Dataset entries on figures
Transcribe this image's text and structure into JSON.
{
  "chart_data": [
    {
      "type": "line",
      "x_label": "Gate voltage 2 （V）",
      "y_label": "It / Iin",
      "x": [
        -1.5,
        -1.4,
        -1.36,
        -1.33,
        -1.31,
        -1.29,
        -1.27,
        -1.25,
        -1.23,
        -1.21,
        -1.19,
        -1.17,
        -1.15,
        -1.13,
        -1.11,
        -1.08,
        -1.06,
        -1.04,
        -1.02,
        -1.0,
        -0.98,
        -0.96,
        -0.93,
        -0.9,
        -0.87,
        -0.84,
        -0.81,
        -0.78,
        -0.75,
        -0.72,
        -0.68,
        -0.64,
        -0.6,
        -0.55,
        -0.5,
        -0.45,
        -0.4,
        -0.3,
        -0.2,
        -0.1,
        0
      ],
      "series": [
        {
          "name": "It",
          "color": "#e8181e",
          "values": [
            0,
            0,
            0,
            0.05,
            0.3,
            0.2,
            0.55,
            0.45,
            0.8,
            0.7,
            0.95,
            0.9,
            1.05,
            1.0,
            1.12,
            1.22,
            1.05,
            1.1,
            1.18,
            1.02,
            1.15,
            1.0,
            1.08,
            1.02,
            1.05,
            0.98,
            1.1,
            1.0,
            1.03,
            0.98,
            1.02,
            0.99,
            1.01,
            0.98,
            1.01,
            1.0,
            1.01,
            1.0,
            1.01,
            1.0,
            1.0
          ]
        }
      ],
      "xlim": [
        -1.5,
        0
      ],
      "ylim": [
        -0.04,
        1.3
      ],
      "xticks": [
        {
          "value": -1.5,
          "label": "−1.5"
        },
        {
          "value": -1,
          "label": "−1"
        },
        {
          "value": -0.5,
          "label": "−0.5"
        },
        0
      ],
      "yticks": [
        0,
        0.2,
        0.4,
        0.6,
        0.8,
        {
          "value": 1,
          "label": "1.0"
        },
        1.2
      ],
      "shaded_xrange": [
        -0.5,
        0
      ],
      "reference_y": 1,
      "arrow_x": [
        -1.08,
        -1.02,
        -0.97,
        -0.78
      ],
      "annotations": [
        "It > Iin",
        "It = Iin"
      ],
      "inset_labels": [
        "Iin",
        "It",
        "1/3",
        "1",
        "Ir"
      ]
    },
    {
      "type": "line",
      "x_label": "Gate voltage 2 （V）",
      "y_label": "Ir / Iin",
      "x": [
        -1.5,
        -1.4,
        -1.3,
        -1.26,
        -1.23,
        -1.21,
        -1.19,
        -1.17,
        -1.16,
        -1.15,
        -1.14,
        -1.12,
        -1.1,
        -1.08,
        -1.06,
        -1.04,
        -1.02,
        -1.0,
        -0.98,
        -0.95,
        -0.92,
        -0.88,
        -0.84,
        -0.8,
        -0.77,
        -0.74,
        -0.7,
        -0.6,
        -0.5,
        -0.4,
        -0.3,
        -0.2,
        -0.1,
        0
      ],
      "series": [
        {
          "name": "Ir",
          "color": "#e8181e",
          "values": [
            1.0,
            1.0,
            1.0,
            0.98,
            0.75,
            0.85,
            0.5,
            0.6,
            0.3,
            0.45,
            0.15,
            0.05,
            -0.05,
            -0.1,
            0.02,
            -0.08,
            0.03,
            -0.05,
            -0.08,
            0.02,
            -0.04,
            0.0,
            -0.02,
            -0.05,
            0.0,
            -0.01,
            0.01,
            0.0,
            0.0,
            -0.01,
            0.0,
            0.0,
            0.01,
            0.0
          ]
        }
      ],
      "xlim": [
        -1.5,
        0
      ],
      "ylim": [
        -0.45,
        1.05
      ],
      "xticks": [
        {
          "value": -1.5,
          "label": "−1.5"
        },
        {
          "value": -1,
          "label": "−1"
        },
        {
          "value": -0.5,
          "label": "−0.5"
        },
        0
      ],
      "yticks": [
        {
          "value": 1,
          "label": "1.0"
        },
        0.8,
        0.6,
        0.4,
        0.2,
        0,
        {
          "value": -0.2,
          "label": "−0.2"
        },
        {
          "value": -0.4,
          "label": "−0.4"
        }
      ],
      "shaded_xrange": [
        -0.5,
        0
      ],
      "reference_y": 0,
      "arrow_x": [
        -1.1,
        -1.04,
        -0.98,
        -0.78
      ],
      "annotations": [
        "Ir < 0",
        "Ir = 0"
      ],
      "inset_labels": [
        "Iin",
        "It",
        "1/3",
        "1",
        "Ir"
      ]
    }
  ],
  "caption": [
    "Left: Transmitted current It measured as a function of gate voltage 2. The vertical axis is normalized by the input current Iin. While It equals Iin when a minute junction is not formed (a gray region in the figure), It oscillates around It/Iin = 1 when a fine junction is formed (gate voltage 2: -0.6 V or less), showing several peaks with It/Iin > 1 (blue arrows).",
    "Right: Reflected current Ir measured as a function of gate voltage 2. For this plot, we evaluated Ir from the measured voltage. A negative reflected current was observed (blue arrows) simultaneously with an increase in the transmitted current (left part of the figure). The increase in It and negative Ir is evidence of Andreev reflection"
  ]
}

The request -
Go through the records and print each one exactly.

Output -
Transcribe this image's text and structure into JSON.
{
  "chart_data": [
    {
      "type": "line",
      "x_label": "Gate voltage 2 （V）",
      "y_label": "It / Iin",
      "x": [
        -1.5,
        -1.4,
        -1.36,
        -1.33,
        -1.31,
        -1.29,
        -1.27,
        -1.25,
        -1.23,
        -1.21,
        -1.19,
        -1.17,
        -1.15,
        -1.13,
        -1.11,
        -1.08,
        -1.06,
        -1.04,
        -1.02,
        -1.0,
        -0.98,
        -0.96,
        -0.93,
        -0.9,
        -0.87,
        -0.84,
        -0.81,
        -0.78,
        -0.75,
        -0.72,
        -0.68,
        -0.64,
        -0.6,
        -0.55,
        -0.5,
        -0.45,
        -0.4,
        -0.3,
        -0.2,
        -0.1,
        0
      ],
      "series": [
        {
          "name": "It",
          "color": "#e8181e",
          "values": [
            0,
            0,
            0,
            0.05,
            0.3,
            0.2,
            0.55,
            0.45,
            0.8,
            0.7,
            0.95,
            0.9,
            1.05,
            1.0,
            1.12,
            1.22,
            1.05,
            1.1,
            1.18,
            1.02,
            1.15,
            1.0,
            1.08,
            1.02,
            1.05,
            0.98,
            1.1,
            1.0,
            1.03,
            0.98,
            1.02,
            0.99,
            1.01,
            0.98,
            1.01,
            1.0,
            1.01,
            1.0,
            1.01,
            1.0,
            1.0
          ]
        }
      ],
      "xlim": [
        -1.5,
        0
      ],
      "ylim": [
        -0.04,
        1.3
      ],
      "xticks": [
        {
          "value": -1.5,
          "label": "−1.5"
        },
        {
          "value": -1,
          "label": "−1"
        },
        {
          "value": -0.5,
          "label": "−0.5"
        },
        0
      ],
      "yticks": [
        0,
        0.2,
        0.4,
        0.6,
        0.8,
        {
          "value": 1,
          "label": "1.0"
        },
        1.2
      ],
      "shaded_xrange": [
        -0.5,
        0
      ],
      "reference_y": 1,
      "arrow_x": [
        -1.08,
        -1.02,
        -0.97,
        -0.78
      ],
      "annotations": [
        "It > Iin",
        "It = Iin"
      ],
      "inset_labels": [
        "Iin",
        "It",
        "1/3",
        "1",
        "Ir"
      ]
    },
    {
      "type": "line",
      "x_label": "Gate voltage 2 （V）",
      "y_label": "Ir / Iin",
      "x": [
        -1.5,
        -1.4,
        -1.3,
        -1.26,
        -1.23,
        -1.21,
        -1.19,
        -1.17,
        -1.16,
        -1.15,
        -1.14,
        -1.12,
        -1.1,
        -1.08,
        -1.06,
        -1.04,
        -1.02,
        -1.0,
        -0.98,
        -0.95,
        -0.92,
        -0.88,
        -0.84,
        -0.8,
        -0.77,
        -0.74,
        -0.7,
        -0.6,
        -0.5,
        -0.4,
        -0.3,
        -0.2,
        -0.1,
        0
      ],
      "series": [
        {
          "name": "Ir",
          "color": "#e8181e",
          "values": [
            1.0,
            1.0,
            1.0,
            0.98,
            0.75,
            0.85,
            0.5,
            0.6,
            0.3,
            0.45,
            0.15,
            0.05,
            -0.05,
            -0.1,
            0.02,
            -0.08,
            0.03,
            -0.05,
            -0.08,
            0.02,
            -0.04,
            0.0,
            -0.02,
            -0.05,
            0.0,
            -0.01,
            0.01,
            0.0,
            0.0,
            -0.01,
            0.0,
            0.0,
            0.01,
            0.0
          ]
        }
      ],
      "xlim": [
        -1.5,
        0
      ],
      "ylim": [
        -0.45,
        1.05
      ],
      "xticks": [
        {
          "value": -1.5,
          "label": "−1.5"
        },
        {
          "value": -1,
          "label": "−1"
        },
        {
          "value": -0.5,
          "label": "−0.5"
        },
        0
      ],
      "yticks": [
        {
          "value": 1,
          "label": "1.0"
        },
        0.8,
        0.6,
        0.4,
        0.2,
        0,
        {
          "value": -0.2,
          "label": "−0.2"
        },
        {
          "value": -0.4,
          "label": "−0.4"
        }
      ],
      "shaded_xrange": [
        -0.5,
        0
      ],
      "reference_y": 0,
      "arrow_x": [
        -1.1,
        -1.04,
        -0.98,
        -0.78
      ],
      "annotations": [
        "Ir < 0",
        "Ir = 0"
      ],
      "inset_labels": [
        "Iin",
        "It",
        "1/3",
        "1",
        "Ir"
      ]
    }
  ],
  "caption": [
    "Left: Transmitted current It measured as a function of gate voltage 2. The vertical axis is normalized by the input current Iin. While It equals Iin when a minute junction is not formed (a gray region in the figure), It oscillates around It/Iin = 1 when a fine junction is formed (gate voltage 2: -0.6 V or less), showing several peaks with It/Iin > 1 (blue arrows).",
    "Right: Reflected current Ir measured as a function of gate voltage 2. For this plot, we evaluated Ir from the measured voltage. A negative reflected current was observed (blue arrows) simultaneously with an increase in the transmitted current (left part of the figure). The increase in It and negative Ir is evidence of Andreev reflection"
  ]
}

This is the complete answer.